Go through the material and write it all out exactly, minus the pictures.

A run of records:
☆ ☆ ☆ ☆ ☆
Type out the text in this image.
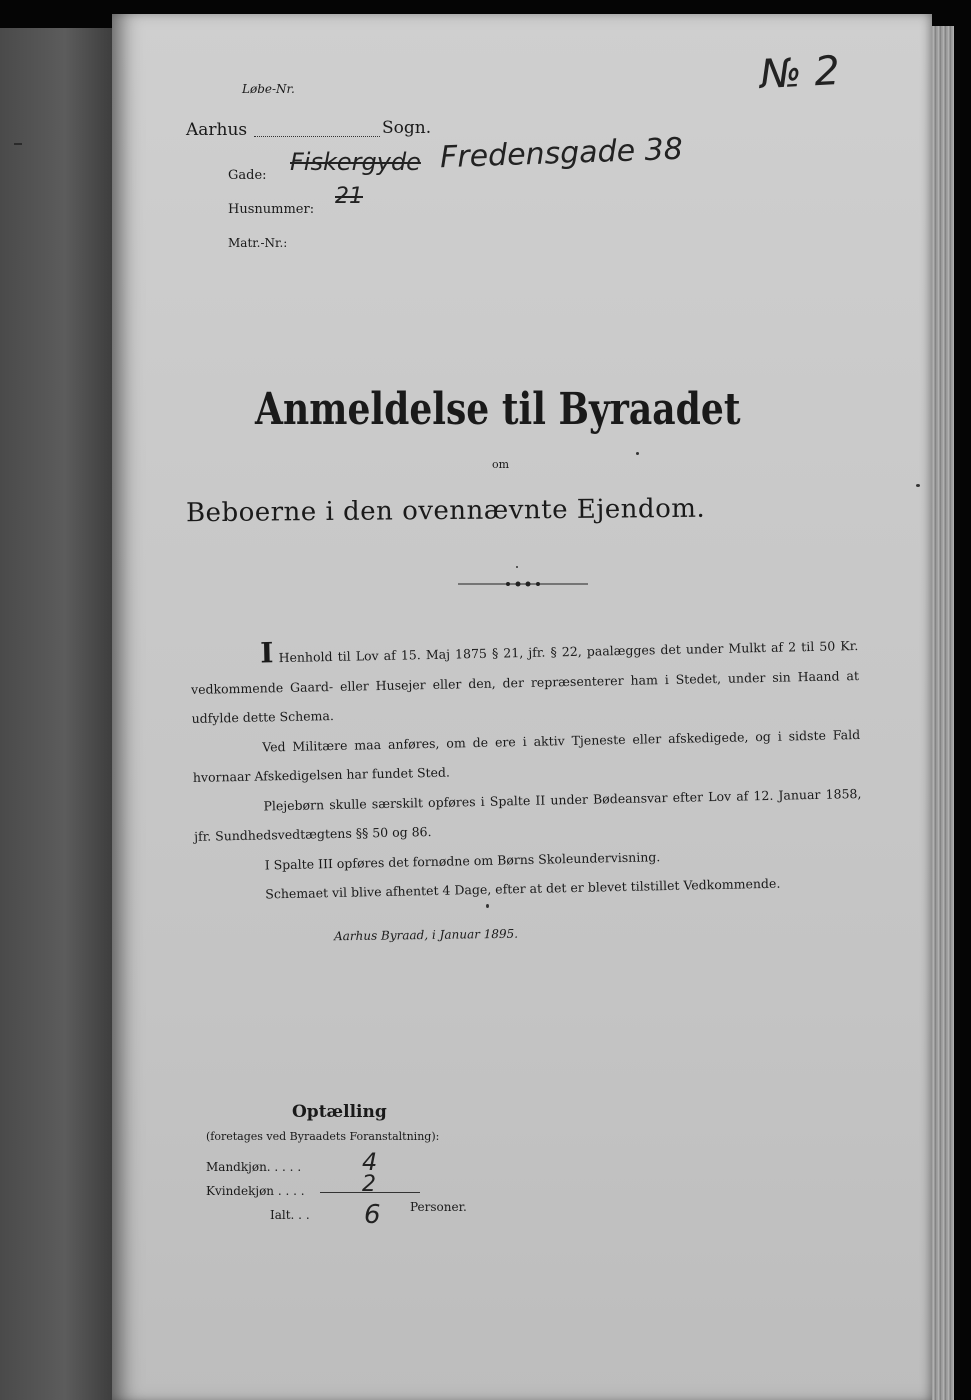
Løbe-Nr.
Aarhus	Sogn.
Gade:
Husnummer:
Matr.-Nr.:
№ 2
Fiskergyde Fredensgade 38
21
Anmeldelse til Byraadet
om
Beboerne i den ovennævnte Ejendom.

I Henhold til Lov af 15. Maj 1875 § 21, jfr. § 22, paalægges det under Mulkt af 2 til 50 Kr. vedkommende Gaard- eller Husejer eller den, der repræsenterer ham i Stedet, under sin Haand at udfylde dette Schema.

Ved Militære maa anføres, om de ere i aktiv Tjeneste eller afskedigede, og i sidste Fald hvornaar Afskedigelsen har fundet Sted.

Plejebørn skulle særskilt opføres i Spalte II under Bødeansvar efter Lov af 12. Januar 1858, jfr. Sundhedsvedtægtens §§ 50 og 86.

I Spalte III opføres det fornødne om Børns Skoleundervisning.

Schemaet vil blive afhentet 4 Dage, efter at det er blevet tilstillet Vedkommende.

Aarhus Byraad, i Januar 1895.
Optælling
(foretages ved Byraadets Foranstaltning):
Mandkjøn. . . . .
Kvindekjøn . . . .
Ialt. . .
4
2
6 Personer.
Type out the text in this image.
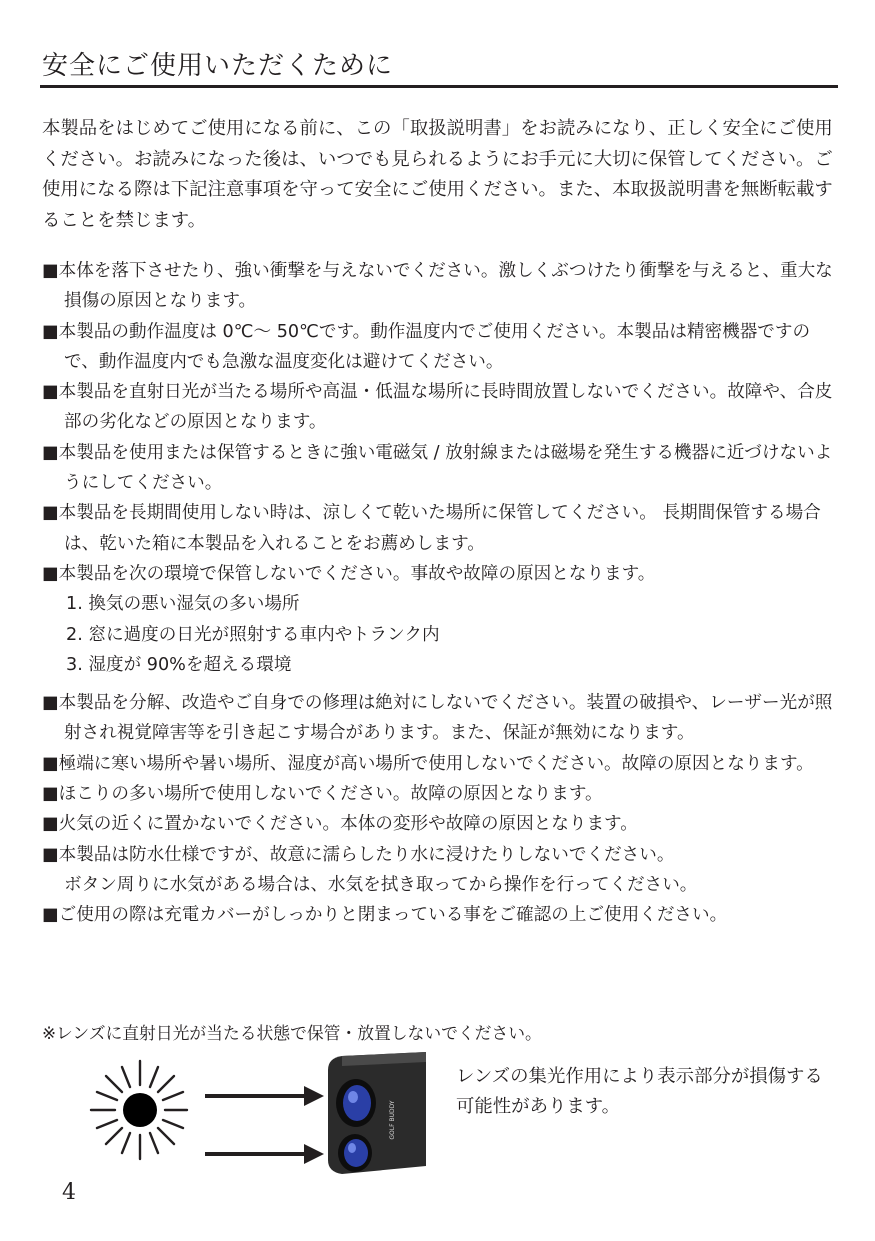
安全にご使用いただくために

本製品をはじめてご使用になる前に、この「取扱説明書」をお読みになり、正しく安全にご使用ください。お読みになった後は、いつでも見られるようにお手元に大切に保管してください。ご使用になる際は下記注意事項を守って安全にご使用ください。また、本取扱説明書を無断転載することを禁じます。

■本体を落下させたり、強い衝撃を与えないでください。激しくぶつけたり衝撃を与えると、重大な損傷の原因となります。

■本製品の動作温度は 0℃～ 50℃です。動作温度内でご使用ください。本製品は精密機器ですので、動作温度内でも急激な温度変化は避けてください。

■本製品を直射日光が当たる場所や高温・低温な場所に長時間放置しないでください。故障や、合皮部の劣化などの原因となります。

■本製品を使用または保管するときに強い電磁気 / 放射線または磁場を発生する機器に近づけないようにしてください。

■本製品を長期間使用しない時は、涼しくて乾いた場所に保管してください。 長期間保管する場合は、乾いた箱に本製品を入れることをお薦めします。

■本製品を次の環境で保管しないでください。事故や故障の原因となります。

1. 換気の悪い湿気の多い場所

2. 窓に過度の日光が照射する車内やトランク内

3. 湿度が 90%を超える環境

■本製品を分解、改造やご自身での修理は絶対にしないでください。装置の破損や、レーザー光が照射され視覚障害等を引き起こす場合があります。また、保証が無効になります。

■極端に寒い場所や暑い場所、湿度が高い場所で使用しないでください。故障の原因となります。

■ほこりの多い場所で使用しないでください。故障の原因となります。

■火気の近くに置かないでください。本体の変形や故障の原因となります。

■本製品は防水仕様ですが、故意に濡らしたり水に浸けたりしないでください。
ボタン周りに水気がある場合は、水気を拭き取ってから操作を行ってください。

■ご使用の際は充電カバーがしっかりと閉まっている事をご確認の上ご使用ください。

※レンズに直射日光が当たる状態で保管・放置しないでください。

GOLF BUDDY

レンズの集光作用により表示部分が損傷する可能性があります。

4
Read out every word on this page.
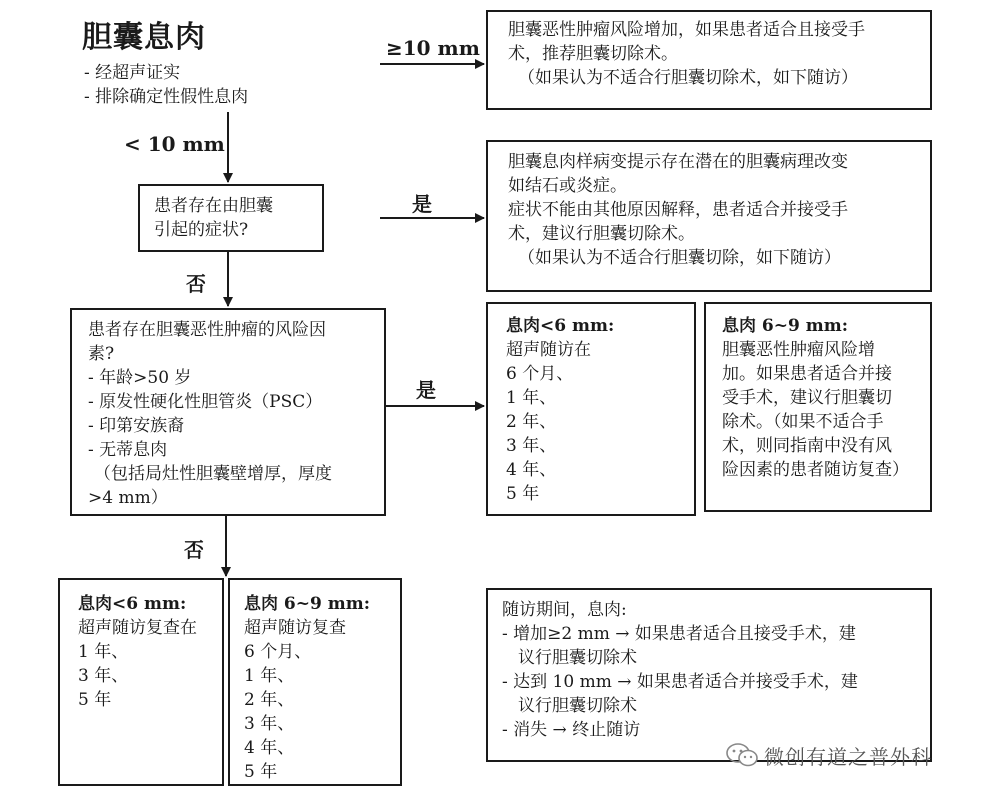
胆囊息肉
- 经超声证实
- 排除确定性假性息肉
≥10 mm
< 10 mm
是
否
是
否
胆囊恶性肿瘤风险增加，如果患者适合且接受手
术，推荐胆囊切除术。
（如果认为不适合行胆囊切除术，如下随访）
患者存在由胆囊
引起的症状?
胆囊息肉样病变提示存在潜在的胆囊病理改变
如结石或炎症。
症状不能由其他原因解释，患者适合并接受手
术，建议行胆囊切除术。
（如果认为不适合行胆囊切除，如下随访）
患者存在胆囊恶性肿瘤的风险因
素?
- 年龄>50 岁
- 原发性硬化性胆管炎（PSC）
- 印第安族裔
- 无蒂息肉
（包括局灶性胆囊壁增厚，厚度
>4 mm）
息肉<6 mm:
超声随访在
6 个月、
1 年、
2 年、
3 年、
4 年、
5 年
息肉 6~9 mm:
胆囊恶性肿瘤风险增
加。如果患者适合并接
受手术，建议行胆囊切
除术。（如果不适合手
术，则同指南中没有风
险因素的患者随访复查）
息肉<6 mm:
超声随访复查在
1 年、
3 年、
5 年
息肉 6~9 mm:
超声随访复查
6 个月、
1 年、
2 年、
3 年、
4 年、
5 年
随访期间，息肉:
- 增加≥2 mm → 如果患者适合且接受手术，建
议行胆囊切除术
- 达到 10 mm → 如果患者适合并接受手术，建
议行胆囊切除术
- 消失 → 终止随访
微创有道之普外科
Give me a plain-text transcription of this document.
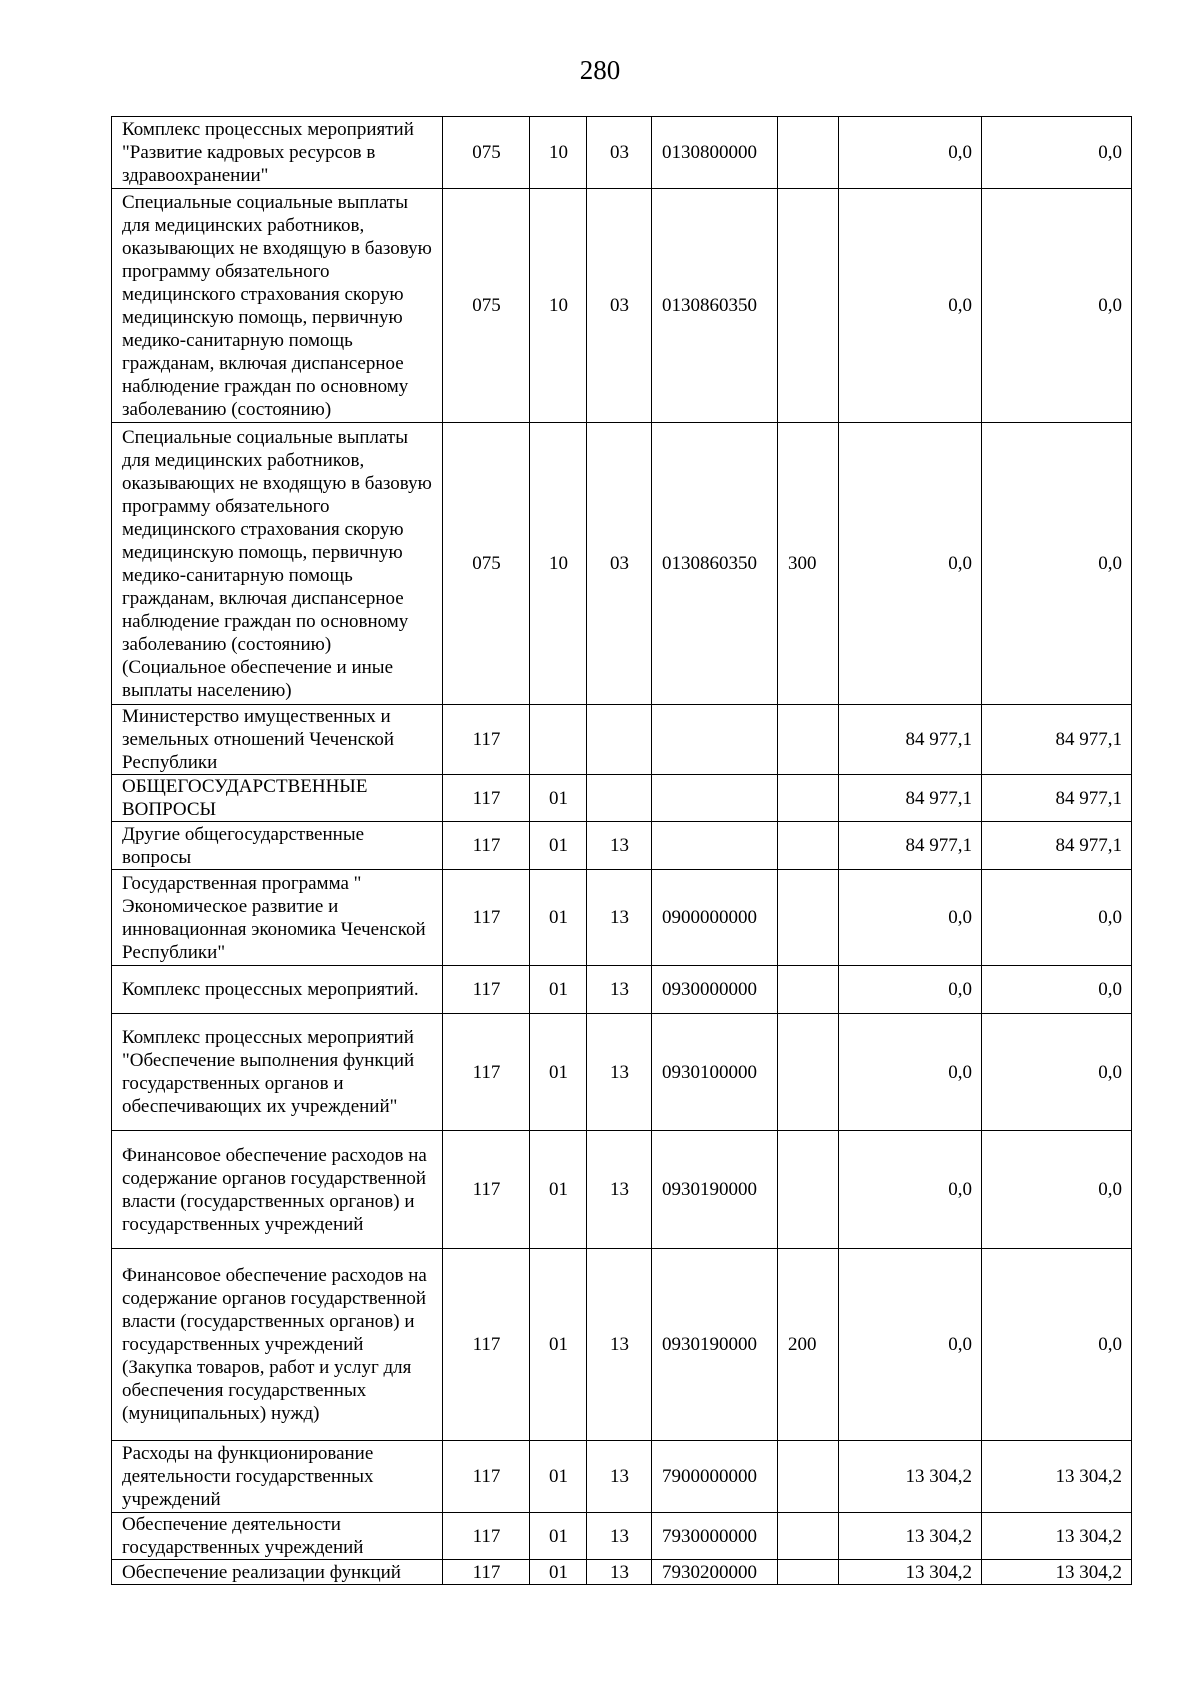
280
Комплекс процессных мероприятий "Развитие кадровых ресурсов в здравоохранении"	075	10	03	0130800000		0,0	0,0
Специальные социальные выплаты для медицинских работников, оказывающих не входящую в базовую программу обязательного медицинского страхования скорую медицинскую помощь, первичную медико-санитарную помощь гражданам, включая диспансерное наблюдение граждан по основному заболеванию (состоянию)	075	10	03	0130860350		0,0	0,0
Специальные социальные выплаты для медицинских работников, оказывающих не входящую в базовую программу обязательного медицинского страхования скорую медицинскую помощь, первичную медико-санитарную помощь гражданам, включая диспансерное наблюдение граждан по основному заболеванию (состоянию) (Социальное обеспечение и иные выплаты населению)	075	10	03	0130860350	300	0,0	0,0
Министерство имущественных и земельных отношений Чеченской Республики	117					84 977,1	84 977,1
ОБЩЕГОСУДАРСТВЕННЫЕ ВОПРОСЫ	117	01				84 977,1	84 977,1
Другие общегосударственные вопросы	117	01	13			84 977,1	84 977,1
Государственная программа " Экономическое развитие и инновационная экономика Чеченской Республики"	117	01	13	0900000000		0,0	0,0
Комплекс процессных мероприятий.	117	01	13	0930000000		0,0	0,0
Комплекс процессных мероприятий "Обеспечение выполнения функций государственных органов и обеспечивающих их учреждений"	117	01	13	0930100000		0,0	0,0
Финансовое обеспечение расходов на содержание органов государственной власти (государственных органов) и государственных учреждений	117	01	13	0930190000		0,0	0,0
Финансовое обеспечение расходов на содержание органов государственной власти (государственных органов) и государственных учреждений (Закупка товаров, работ и услуг для обеспечения государственных (муниципальных) нужд)	117	01	13	0930190000	200	0,0	0,0
Расходы на функционирование деятельности государственных учреждений	117	01	13	7900000000		13 304,2	13 304,2
Обеспечение деятельности государственных учреждений	117	01	13	7930000000		13 304,2	13 304,2
Обеспечение реализации функций	117	01	13	7930200000		13 304,2	13 304,2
☆ ☆ ☆ ☆ ☆
Answer to this problem:
Type out the text in this image.
Løbe-Nr.
Aarhus	Sogn.
Gade:
Husnummer:
Matr.-Nr.:
№ 2
Fiskergyde Fredensgade 38
21
Anmeldelse til Byraadet
om
Beboerne i den ovennævnte Ejendom.

I Henhold til Lov af 15. Maj 1875 § 21, jfr. § 22, paalægges det under Mulkt af 2 til 50 Kr. vedkommende Gaard- eller Husejer eller den, der repræsenterer ham i Stedet, under sin Haand at udfylde dette Schema.

Ved Militære maa anføres, om de ere i aktiv Tjeneste eller afskedigede, og i sidste Fald hvornaar Afskedigelsen har fundet Sted.

Plejebørn skulle særskilt opføres i Spalte II under Bødeansvar efter Lov af 12. Januar 1858, jfr. Sundhedsvedtægtens §§ 50 og 86.

I Spalte III opføres det fornødne om Børns Skoleundervisning.

Schemaet vil blive afhentet 4 Dage, efter at det er blevet tilstillet Vedkommende.

Aarhus Byraad, i Januar 1895.
Optælling
(foretages ved Byraadets Foranstaltning):
Mandkjøn. . . . .
Kvindekjøn . . . .
Ialt. . .
4
2
6 Personer.
Type out the text in this image.
安全にご使用いただくために

本製品をはじめてご使用になる前に、この「取扱説明書」をお読みになり、正しく安全にご使用ください。お読みになった後は、いつでも見られるようにお手元に大切に保管してください。ご使用になる際は下記注意事項を守って安全にご使用ください。また、本取扱説明書を無断転載することを禁じます。

■本体を落下させたり、強い衝撃を与えないでください。激しくぶつけたり衝撃を与えると、重大な損傷の原因となります。

■本製品の動作温度は 0℃～ 50℃です。動作温度内でご使用ください。本製品は精密機器ですので、動作温度内でも急激な温度変化は避けてください。

■本製品を直射日光が当たる場所や高温・低温な場所に長時間放置しないでください。故障や、合皮部の劣化などの原因となります。

■本製品を使用または保管するときに強い電磁気 / 放射線または磁場を発生する機器に近づけないようにしてください。

■本製品を長期間使用しない時は、涼しくて乾いた場所に保管してください。 長期間保管する場合は、乾いた箱に本製品を入れることをお薦めします。

■本製品を次の環境で保管しないでください。事故や故障の原因となります。

1. 換気の悪い湿気の多い場所

2. 窓に過度の日光が照射する車内やトランク内

3. 湿度が 90%を超える環境

■本製品を分解、改造やご自身での修理は絶対にしないでください。装置の破損や、レーザー光が照射され視覚障害等を引き起こす場合があります。また、保証が無効になります。

■極端に寒い場所や暑い場所、湿度が高い場所で使用しないでください。故障の原因となります。

■ほこりの多い場所で使用しないでください。故障の原因となります。

■火気の近くに置かないでください。本体の変形や故障の原因となります。

■本製品は防水仕様ですが、故意に濡らしたり水に浸けたりしないでください。
ボタン周りに水気がある場合は、水気を拭き取ってから操作を行ってください。

■ご使用の際は充電カバーがしっかりと閉まっている事をご確認の上ご使用ください。

※レンズに直射日光が当たる状態で保管・放置しないでください。

GOLF BUDDY

レンズの集光作用により表示部分が損傷する可能性があります。

4
Read out every word on this page.
胆囊息肉
- 经超声证实
- 排除确定性假性息肉
≥10 mm
< 10 mm
是
否
是
否
胆囊恶性肿瘤风险增加，如果患者适合且接受手
术，推荐胆囊切除术。
（如果认为不适合行胆囊切除术，如下随访）
患者存在由胆囊
引起的症状?
胆囊息肉样病变提示存在潜在的胆囊病理改变
如结石或炎症。
症状不能由其他原因解释，患者适合并接受手
术，建议行胆囊切除术。
（如果认为不适合行胆囊切除，如下随访）
患者存在胆囊恶性肿瘤的风险因
素?
- 年龄>50 岁
- 原发性硬化性胆管炎（PSC）
- 印第安族裔
- 无蒂息肉
（包括局灶性胆囊壁增厚，厚度
>4 mm）
息肉<6 mm:
超声随访在
6 个月、
1 年、
2 年、
3 年、
4 年、
5 年
息肉 6~9 mm:
胆囊恶性肿瘤风险增
加。如果患者适合并接
受手术，建议行胆囊切
除术。（如果不适合手
术，则同指南中没有风
险因素的患者随访复查）
息肉<6 mm:
超声随访复查在
1 年、
3 年、
5 年
息肉 6~9 mm:
超声随访复查
6 个月、
1 年、
2 年、
3 年、
4 年、
5 年
随访期间，息肉:
- 增加≥2 mm → 如果患者适合且接受手术，建
议行胆囊切除术
- 达到 10 mm → 如果患者适合并接受手术，建
议行胆囊切除术
- 消失 → 终止随访
微创有道之普外科
Give me a plain-text transcription of this document.
280
Комплекс процессных мероприятий "Развитие кадровых ресурсов в здравоохранении"	075	10	03	0130800000		0,0	0,0
Специальные социальные выплаты для медицинских работников, оказывающих не входящую в базовую программу обязательного медицинского страхования скорую медицинскую помощь, первичную медико-санитарную помощь гражданам, включая диспансерное наблюдение граждан по основному заболеванию (состоянию)	075	10	03	0130860350		0,0	0,0
Специальные социальные выплаты для медицинских работников, оказывающих не входящую в базовую программу обязательного медицинского страхования скорую медицинскую помощь, первичную медико-санитарную помощь гражданам, включая диспансерное наблюдение граждан по основному заболеванию (состоянию) (Социальное обеспечение и иные выплаты населению)	075	10	03	0130860350	300	0,0	0,0
Министерство имущественных и земельных отношений Чеченской Республики	117					84 977,1	84 977,1
ОБЩЕГОСУДАРСТВЕННЫЕ ВОПРОСЫ	117	01				84 977,1	84 977,1
Другие общегосударственные вопросы	117	01	13			84 977,1	84 977,1
Государственная программа " Экономическое развитие и инновационная экономика Чеченской Республики"	117	01	13	0900000000		0,0	0,0
Комплекс процессных мероприятий.	117	01	13	0930000000		0,0	0,0
Комплекс процессных мероприятий "Обеспечение выполнения функций государственных органов и обеспечивающих их учреждений"	117	01	13	0930100000		0,0	0,0
Финансовое обеспечение расходов на содержание органов государственной власти (государственных органов) и государственных учреждений	117	01	13	0930190000		0,0	0,0
Финансовое обеспечение расходов на содержание органов государственной власти (государственных органов) и государственных учреждений (Закупка товаров, работ и услуг для обеспечения государственных (муниципальных) нужд)	117	01	13	0930190000	200	0,0	0,0
Расходы на функционирование деятельности государственных учреждений	117	01	13	7900000000		13 304,2	13 304,2
Обеспечение деятельности государственных учреждений	117	01	13	7930000000		13 304,2	13 304,2
Обеспечение реализации функций	117	01	13	7930200000		13 304,2	13 304,2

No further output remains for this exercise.